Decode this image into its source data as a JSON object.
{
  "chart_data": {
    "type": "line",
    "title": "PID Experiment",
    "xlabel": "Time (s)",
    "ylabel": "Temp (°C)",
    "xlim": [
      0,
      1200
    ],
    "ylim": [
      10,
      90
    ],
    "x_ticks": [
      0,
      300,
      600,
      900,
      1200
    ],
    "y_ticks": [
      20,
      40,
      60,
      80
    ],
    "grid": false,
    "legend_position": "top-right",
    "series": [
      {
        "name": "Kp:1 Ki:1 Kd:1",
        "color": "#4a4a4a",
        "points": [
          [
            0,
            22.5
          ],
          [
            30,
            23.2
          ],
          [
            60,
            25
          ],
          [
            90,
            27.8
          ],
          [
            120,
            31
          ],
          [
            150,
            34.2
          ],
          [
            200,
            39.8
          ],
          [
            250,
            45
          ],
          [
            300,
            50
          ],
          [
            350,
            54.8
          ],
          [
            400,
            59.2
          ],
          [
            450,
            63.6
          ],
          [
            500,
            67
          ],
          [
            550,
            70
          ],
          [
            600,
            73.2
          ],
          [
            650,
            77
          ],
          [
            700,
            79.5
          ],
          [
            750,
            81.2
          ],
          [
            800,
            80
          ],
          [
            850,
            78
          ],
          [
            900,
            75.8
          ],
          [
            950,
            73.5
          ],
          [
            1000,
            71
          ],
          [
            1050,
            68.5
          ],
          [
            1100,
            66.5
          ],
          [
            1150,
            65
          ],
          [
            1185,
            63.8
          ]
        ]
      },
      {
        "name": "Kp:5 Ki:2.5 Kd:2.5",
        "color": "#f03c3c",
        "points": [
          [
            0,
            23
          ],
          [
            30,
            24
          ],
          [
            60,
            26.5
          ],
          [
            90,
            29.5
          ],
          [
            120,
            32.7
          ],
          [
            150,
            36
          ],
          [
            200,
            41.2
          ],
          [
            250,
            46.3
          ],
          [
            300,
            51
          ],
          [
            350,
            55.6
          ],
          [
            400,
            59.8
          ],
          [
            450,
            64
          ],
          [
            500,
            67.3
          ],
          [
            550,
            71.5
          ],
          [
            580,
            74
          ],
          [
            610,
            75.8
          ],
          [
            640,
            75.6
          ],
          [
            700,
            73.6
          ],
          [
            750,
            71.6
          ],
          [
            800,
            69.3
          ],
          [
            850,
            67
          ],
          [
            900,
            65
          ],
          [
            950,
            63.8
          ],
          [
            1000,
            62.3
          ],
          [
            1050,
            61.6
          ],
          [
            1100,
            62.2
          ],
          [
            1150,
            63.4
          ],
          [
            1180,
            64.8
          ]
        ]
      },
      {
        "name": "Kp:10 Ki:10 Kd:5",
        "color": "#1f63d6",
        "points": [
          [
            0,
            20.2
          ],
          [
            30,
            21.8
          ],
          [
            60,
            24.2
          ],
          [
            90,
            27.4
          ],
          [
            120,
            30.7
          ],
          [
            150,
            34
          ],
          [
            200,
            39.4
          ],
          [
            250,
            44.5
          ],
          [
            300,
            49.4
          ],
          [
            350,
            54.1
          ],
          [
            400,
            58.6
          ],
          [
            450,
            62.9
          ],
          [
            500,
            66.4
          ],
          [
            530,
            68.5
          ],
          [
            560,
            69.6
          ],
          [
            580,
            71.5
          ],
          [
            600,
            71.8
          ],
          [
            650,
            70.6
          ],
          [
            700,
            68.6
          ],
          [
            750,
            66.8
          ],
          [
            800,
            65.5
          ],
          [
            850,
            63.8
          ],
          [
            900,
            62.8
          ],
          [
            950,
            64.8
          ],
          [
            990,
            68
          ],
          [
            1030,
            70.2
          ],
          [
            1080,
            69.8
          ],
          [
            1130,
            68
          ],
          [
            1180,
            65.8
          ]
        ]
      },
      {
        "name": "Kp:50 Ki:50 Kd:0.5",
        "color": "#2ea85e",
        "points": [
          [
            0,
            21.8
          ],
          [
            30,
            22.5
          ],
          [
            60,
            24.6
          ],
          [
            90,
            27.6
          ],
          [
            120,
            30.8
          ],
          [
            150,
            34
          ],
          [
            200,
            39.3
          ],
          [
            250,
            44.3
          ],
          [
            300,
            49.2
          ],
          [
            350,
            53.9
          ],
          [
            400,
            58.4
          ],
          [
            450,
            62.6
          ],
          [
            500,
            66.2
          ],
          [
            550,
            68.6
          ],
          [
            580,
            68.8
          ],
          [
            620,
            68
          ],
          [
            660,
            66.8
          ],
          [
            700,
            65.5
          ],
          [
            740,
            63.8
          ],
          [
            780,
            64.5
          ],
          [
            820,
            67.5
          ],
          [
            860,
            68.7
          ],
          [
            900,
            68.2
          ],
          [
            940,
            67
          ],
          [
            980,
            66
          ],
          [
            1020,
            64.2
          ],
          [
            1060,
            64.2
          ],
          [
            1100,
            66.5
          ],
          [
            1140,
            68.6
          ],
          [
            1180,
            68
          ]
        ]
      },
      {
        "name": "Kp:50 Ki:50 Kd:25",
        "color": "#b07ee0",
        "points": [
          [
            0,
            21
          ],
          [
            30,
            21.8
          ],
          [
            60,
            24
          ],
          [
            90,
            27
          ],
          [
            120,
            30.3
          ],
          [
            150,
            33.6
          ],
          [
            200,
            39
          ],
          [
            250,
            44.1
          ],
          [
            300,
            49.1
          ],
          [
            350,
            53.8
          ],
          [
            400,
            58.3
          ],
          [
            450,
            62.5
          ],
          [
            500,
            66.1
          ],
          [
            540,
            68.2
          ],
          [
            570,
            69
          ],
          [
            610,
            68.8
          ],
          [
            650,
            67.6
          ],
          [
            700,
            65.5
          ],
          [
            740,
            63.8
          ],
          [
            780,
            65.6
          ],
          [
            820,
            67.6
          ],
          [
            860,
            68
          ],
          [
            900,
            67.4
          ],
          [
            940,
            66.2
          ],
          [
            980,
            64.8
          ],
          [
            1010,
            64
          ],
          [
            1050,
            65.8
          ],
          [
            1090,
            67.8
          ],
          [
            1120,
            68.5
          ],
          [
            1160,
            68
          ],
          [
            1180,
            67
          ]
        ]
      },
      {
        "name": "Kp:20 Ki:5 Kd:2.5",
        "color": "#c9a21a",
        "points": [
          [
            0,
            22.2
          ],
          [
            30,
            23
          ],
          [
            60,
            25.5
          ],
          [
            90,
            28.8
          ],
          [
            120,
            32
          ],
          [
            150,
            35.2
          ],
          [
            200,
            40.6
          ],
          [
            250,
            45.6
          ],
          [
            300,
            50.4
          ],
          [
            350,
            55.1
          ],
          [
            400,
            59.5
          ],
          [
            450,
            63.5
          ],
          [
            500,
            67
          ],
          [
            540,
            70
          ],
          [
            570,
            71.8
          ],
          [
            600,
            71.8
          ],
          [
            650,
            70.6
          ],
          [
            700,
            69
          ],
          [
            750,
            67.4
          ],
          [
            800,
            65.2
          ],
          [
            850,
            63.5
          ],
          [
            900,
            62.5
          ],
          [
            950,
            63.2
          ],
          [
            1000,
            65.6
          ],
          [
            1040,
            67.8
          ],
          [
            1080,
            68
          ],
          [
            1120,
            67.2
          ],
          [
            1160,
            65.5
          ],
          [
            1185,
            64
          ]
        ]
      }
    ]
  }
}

Problem: Output an exact copy of each record.

Exercise solution:
Decode this image into its source data as a JSON object.
{
  "chart_data": {
    "type": "line",
    "title": "PID Experiment",
    "xlabel": "Time (s)",
    "ylabel": "Temp (°C)",
    "xlim": [
      0,
      1200
    ],
    "ylim": [
      10,
      90
    ],
    "x_ticks": [
      0,
      300,
      600,
      900,
      1200
    ],
    "y_ticks": [
      20,
      40,
      60,
      80
    ],
    "grid": false,
    "legend_position": "top-right",
    "series": [
      {
        "name": "Kp:1 Ki:1 Kd:1",
        "color": "#4a4a4a",
        "points": [
          [
            0,
            22.5
          ],
          [
            30,
            23.2
          ],
          [
            60,
            25
          ],
          [
            90,
            27.8
          ],
          [
            120,
            31
          ],
          [
            150,
            34.2
          ],
          [
            200,
            39.8
          ],
          [
            250,
            45
          ],
          [
            300,
            50
          ],
          [
            350,
            54.8
          ],
          [
            400,
            59.2
          ],
          [
            450,
            63.6
          ],
          [
            500,
            67
          ],
          [
            550,
            70
          ],
          [
            600,
            73.2
          ],
          [
            650,
            77
          ],
          [
            700,
            79.5
          ],
          [
            750,
            81.2
          ],
          [
            800,
            80
          ],
          [
            850,
            78
          ],
          [
            900,
            75.8
          ],
          [
            950,
            73.5
          ],
          [
            1000,
            71
          ],
          [
            1050,
            68.5
          ],
          [
            1100,
            66.5
          ],
          [
            1150,
            65
          ],
          [
            1185,
            63.8
          ]
        ]
      },
      {
        "name": "Kp:5 Ki:2.5 Kd:2.5",
        "color": "#f03c3c",
        "points": [
          [
            0,
            23
          ],
          [
            30,
            24
          ],
          [
            60,
            26.5
          ],
          [
            90,
            29.5
          ],
          [
            120,
            32.7
          ],
          [
            150,
            36
          ],
          [
            200,
            41.2
          ],
          [
            250,
            46.3
          ],
          [
            300,
            51
          ],
          [
            350,
            55.6
          ],
          [
            400,
            59.8
          ],
          [
            450,
            64
          ],
          [
            500,
            67.3
          ],
          [
            550,
            71.5
          ],
          [
            580,
            74
          ],
          [
            610,
            75.8
          ],
          [
            640,
            75.6
          ],
          [
            700,
            73.6
          ],
          [
            750,
            71.6
          ],
          [
            800,
            69.3
          ],
          [
            850,
            67
          ],
          [
            900,
            65
          ],
          [
            950,
            63.8
          ],
          [
            1000,
            62.3
          ],
          [
            1050,
            61.6
          ],
          [
            1100,
            62.2
          ],
          [
            1150,
            63.4
          ],
          [
            1180,
            64.8
          ]
        ]
      },
      {
        "name": "Kp:10 Ki:10 Kd:5",
        "color": "#1f63d6",
        "points": [
          [
            0,
            20.2
          ],
          [
            30,
            21.8
          ],
          [
            60,
            24.2
          ],
          [
            90,
            27.4
          ],
          [
            120,
            30.7
          ],
          [
            150,
            34
          ],
          [
            200,
            39.4
          ],
          [
            250,
            44.5
          ],
          [
            300,
            49.4
          ],
          [
            350,
            54.1
          ],
          [
            400,
            58.6
          ],
          [
            450,
            62.9
          ],
          [
            500,
            66.4
          ],
          [
            530,
            68.5
          ],
          [
            560,
            69.6
          ],
          [
            580,
            71.5
          ],
          [
            600,
            71.8
          ],
          [
            650,
            70.6
          ],
          [
            700,
            68.6
          ],
          [
            750,
            66.8
          ],
          [
            800,
            65.5
          ],
          [
            850,
            63.8
          ],
          [
            900,
            62.8
          ],
          [
            950,
            64.8
          ],
          [
            990,
            68
          ],
          [
            1030,
            70.2
          ],
          [
            1080,
            69.8
          ],
          [
            1130,
            68
          ],
          [
            1180,
            65.8
          ]
        ]
      },
      {
        "name": "Kp:50 Ki:50 Kd:0.5",
        "color": "#2ea85e",
        "points": [
          [
            0,
            21.8
          ],
          [
            30,
            22.5
          ],
          [
            60,
            24.6
          ],
          [
            90,
            27.6
          ],
          [
            120,
            30.8
          ],
          [
            150,
            34
          ],
          [
            200,
            39.3
          ],
          [
            250,
            44.3
          ],
          [
            300,
            49.2
          ],
          [
            350,
            53.9
          ],
          [
            400,
            58.4
          ],
          [
            450,
            62.6
          ],
          [
            500,
            66.2
          ],
          [
            550,
            68.6
          ],
          [
            580,
            68.8
          ],
          [
            620,
            68
          ],
          [
            660,
            66.8
          ],
          [
            700,
            65.5
          ],
          [
            740,
            63.8
          ],
          [
            780,
            64.5
          ],
          [
            820,
            67.5
          ],
          [
            860,
            68.7
          ],
          [
            900,
            68.2
          ],
          [
            940,
            67
          ],
          [
            980,
            66
          ],
          [
            1020,
            64.2
          ],
          [
            1060,
            64.2
          ],
          [
            1100,
            66.5
          ],
          [
            1140,
            68.6
          ],
          [
            1180,
            68
          ]
        ]
      },
      {
        "name": "Kp:50 Ki:50 Kd:25",
        "color": "#b07ee0",
        "points": [
          [
            0,
            21
          ],
          [
            30,
            21.8
          ],
          [
            60,
            24
          ],
          [
            90,
            27
          ],
          [
            120,
            30.3
          ],
          [
            150,
            33.6
          ],
          [
            200,
            39
          ],
          [
            250,
            44.1
          ],
          [
            300,
            49.1
          ],
          [
            350,
            53.8
          ],
          [
            400,
            58.3
          ],
          [
            450,
            62.5
          ],
          [
            500,
            66.1
          ],
          [
            540,
            68.2
          ],
          [
            570,
            69
          ],
          [
            610,
            68.8
          ],
          [
            650,
            67.6
          ],
          [
            700,
            65.5
          ],
          [
            740,
            63.8
          ],
          [
            780,
            65.6
          ],
          [
            820,
            67.6
          ],
          [
            860,
            68
          ],
          [
            900,
            67.4
          ],
          [
            940,
            66.2
          ],
          [
            980,
            64.8
          ],
          [
            1010,
            64
          ],
          [
            1050,
            65.8
          ],
          [
            1090,
            67.8
          ],
          [
            1120,
            68.5
          ],
          [
            1160,
            68
          ],
          [
            1180,
            67
          ]
        ]
      },
      {
        "name": "Kp:20 Ki:5 Kd:2.5",
        "color": "#c9a21a",
        "points": [
          [
            0,
            22.2
          ],
          [
            30,
            23
          ],
          [
            60,
            25.5
          ],
          [
            90,
            28.8
          ],
          [
            120,
            32
          ],
          [
            150,
            35.2
          ],
          [
            200,
            40.6
          ],
          [
            250,
            45.6
          ],
          [
            300,
            50.4
          ],
          [
            350,
            55.1
          ],
          [
            400,
            59.5
          ],
          [
            450,
            63.5
          ],
          [
            500,
            67
          ],
          [
            540,
            70
          ],
          [
            570,
            71.8
          ],
          [
            600,
            71.8
          ],
          [
            650,
            70.6
          ],
          [
            700,
            69
          ],
          [
            750,
            67.4
          ],
          [
            800,
            65.2
          ],
          [
            850,
            63.5
          ],
          [
            900,
            62.5
          ],
          [
            950,
            63.2
          ],
          [
            1000,
            65.6
          ],
          [
            1040,
            67.8
          ],
          [
            1080,
            68
          ],
          [
            1120,
            67.2
          ],
          [
            1160,
            65.5
          ],
          [
            1185,
            64
          ]
        ]
      }
    ]
  }
}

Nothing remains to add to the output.